-- BEGIN INFORMATION SUPPLIED --

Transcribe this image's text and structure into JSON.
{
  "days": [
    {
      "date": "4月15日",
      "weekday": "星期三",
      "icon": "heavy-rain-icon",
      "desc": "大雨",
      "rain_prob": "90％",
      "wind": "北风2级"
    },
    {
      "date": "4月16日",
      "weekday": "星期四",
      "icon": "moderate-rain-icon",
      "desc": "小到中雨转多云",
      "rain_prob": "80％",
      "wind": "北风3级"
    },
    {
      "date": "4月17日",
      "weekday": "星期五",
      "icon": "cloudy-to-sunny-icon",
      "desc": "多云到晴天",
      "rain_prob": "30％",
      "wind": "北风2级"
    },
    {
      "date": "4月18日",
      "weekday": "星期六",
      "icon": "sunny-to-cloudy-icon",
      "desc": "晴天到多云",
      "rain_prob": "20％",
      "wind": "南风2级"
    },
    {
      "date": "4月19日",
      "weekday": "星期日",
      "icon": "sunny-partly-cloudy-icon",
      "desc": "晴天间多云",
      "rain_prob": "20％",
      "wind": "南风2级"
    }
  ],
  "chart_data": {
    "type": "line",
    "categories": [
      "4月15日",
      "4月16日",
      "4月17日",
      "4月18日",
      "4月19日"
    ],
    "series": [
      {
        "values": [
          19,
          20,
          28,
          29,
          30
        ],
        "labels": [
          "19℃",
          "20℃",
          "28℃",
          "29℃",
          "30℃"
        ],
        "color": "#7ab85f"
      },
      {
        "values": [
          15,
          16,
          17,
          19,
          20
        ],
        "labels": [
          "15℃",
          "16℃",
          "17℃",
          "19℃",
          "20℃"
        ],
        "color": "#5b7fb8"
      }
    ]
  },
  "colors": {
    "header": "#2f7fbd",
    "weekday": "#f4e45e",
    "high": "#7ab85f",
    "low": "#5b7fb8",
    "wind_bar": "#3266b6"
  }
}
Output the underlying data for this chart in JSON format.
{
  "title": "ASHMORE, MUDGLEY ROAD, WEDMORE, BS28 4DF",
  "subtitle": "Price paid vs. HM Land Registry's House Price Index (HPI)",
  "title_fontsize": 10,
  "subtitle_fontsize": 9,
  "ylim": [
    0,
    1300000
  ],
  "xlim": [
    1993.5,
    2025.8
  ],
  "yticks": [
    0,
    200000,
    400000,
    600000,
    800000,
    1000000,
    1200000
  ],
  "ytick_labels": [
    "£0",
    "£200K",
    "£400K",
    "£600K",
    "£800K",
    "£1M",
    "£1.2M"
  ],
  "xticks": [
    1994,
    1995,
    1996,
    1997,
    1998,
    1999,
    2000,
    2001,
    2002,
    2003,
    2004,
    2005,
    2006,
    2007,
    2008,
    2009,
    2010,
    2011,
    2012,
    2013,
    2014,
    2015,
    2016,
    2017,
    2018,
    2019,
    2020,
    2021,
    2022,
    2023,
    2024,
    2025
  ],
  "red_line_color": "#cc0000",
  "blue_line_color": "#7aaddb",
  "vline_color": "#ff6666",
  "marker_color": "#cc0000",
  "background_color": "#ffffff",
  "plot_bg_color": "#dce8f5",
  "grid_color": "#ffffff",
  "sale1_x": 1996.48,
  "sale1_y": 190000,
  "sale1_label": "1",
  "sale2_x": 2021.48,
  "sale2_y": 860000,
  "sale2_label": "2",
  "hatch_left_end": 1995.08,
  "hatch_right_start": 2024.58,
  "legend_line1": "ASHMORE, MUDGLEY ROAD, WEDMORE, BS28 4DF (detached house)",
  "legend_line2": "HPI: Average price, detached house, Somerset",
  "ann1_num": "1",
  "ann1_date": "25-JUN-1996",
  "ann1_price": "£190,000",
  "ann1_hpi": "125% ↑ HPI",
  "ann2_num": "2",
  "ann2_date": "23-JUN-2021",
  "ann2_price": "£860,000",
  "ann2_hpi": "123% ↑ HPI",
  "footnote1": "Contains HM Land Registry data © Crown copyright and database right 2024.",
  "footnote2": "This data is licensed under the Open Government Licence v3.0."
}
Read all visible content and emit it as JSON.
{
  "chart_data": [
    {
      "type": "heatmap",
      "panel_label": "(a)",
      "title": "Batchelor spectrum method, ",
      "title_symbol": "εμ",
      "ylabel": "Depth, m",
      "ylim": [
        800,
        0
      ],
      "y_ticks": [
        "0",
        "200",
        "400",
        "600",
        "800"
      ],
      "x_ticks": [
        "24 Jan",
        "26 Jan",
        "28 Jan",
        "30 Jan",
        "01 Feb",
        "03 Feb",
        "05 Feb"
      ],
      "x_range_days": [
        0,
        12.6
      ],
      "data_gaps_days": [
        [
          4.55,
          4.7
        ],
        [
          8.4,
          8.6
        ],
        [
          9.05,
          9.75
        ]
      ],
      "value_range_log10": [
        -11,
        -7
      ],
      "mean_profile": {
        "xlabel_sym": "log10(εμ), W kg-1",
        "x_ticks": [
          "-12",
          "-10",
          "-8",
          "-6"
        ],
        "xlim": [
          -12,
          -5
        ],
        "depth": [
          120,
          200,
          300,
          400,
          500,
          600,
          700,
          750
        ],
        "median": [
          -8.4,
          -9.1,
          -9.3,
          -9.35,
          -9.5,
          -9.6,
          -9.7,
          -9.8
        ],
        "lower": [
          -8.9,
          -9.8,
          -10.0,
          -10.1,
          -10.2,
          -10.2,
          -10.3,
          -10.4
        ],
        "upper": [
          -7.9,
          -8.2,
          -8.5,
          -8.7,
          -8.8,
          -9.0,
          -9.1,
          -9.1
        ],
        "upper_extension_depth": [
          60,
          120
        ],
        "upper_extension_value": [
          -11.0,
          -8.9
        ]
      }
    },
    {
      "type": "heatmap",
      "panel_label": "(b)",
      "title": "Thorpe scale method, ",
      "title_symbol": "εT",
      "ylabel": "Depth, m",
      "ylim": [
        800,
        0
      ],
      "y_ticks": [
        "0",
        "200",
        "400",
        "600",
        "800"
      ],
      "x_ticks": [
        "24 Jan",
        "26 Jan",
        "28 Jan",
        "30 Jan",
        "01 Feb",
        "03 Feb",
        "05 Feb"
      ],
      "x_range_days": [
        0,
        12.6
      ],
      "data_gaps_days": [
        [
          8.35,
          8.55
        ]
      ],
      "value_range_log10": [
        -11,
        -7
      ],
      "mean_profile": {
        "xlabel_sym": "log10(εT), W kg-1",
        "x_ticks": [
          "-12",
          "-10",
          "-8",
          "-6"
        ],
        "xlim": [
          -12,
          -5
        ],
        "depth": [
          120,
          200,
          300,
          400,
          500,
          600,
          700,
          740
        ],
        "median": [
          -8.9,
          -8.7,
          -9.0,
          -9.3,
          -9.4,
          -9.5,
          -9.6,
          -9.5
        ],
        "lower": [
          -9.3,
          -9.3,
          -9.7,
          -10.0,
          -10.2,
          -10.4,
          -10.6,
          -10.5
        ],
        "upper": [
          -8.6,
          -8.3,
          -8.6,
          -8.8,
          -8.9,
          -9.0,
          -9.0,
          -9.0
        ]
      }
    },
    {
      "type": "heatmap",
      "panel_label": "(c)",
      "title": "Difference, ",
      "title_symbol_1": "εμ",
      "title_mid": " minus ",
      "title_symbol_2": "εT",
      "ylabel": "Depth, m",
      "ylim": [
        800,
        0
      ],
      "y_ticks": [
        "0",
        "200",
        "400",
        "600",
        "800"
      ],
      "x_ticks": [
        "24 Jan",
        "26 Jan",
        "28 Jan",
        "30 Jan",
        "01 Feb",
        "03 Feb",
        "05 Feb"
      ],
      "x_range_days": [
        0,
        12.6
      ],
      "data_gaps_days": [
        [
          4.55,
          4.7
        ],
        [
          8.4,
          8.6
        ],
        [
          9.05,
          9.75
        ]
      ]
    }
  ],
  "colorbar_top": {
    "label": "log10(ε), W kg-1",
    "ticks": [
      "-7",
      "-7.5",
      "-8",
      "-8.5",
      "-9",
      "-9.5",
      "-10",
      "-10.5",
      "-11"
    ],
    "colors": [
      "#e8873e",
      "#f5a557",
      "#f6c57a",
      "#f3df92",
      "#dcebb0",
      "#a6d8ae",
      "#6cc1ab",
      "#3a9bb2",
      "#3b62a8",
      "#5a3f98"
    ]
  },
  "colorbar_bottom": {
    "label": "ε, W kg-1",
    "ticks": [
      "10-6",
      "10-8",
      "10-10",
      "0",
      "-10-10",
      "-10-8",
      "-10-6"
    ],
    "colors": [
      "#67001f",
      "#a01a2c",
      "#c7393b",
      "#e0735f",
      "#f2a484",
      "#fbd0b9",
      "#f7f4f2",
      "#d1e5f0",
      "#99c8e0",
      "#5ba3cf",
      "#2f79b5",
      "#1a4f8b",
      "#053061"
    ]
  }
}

-- END INFORMATION SUPPLIED --

Look through the entries above and list every line containing "weekday".

### TASK OUTPUT
      "weekday": "星期三",
      "weekday": "星期四",
      "weekday": "星期五",
      "weekday": "星期六",
      "weekday": "星期日",
    "weekday": "#f4e45e",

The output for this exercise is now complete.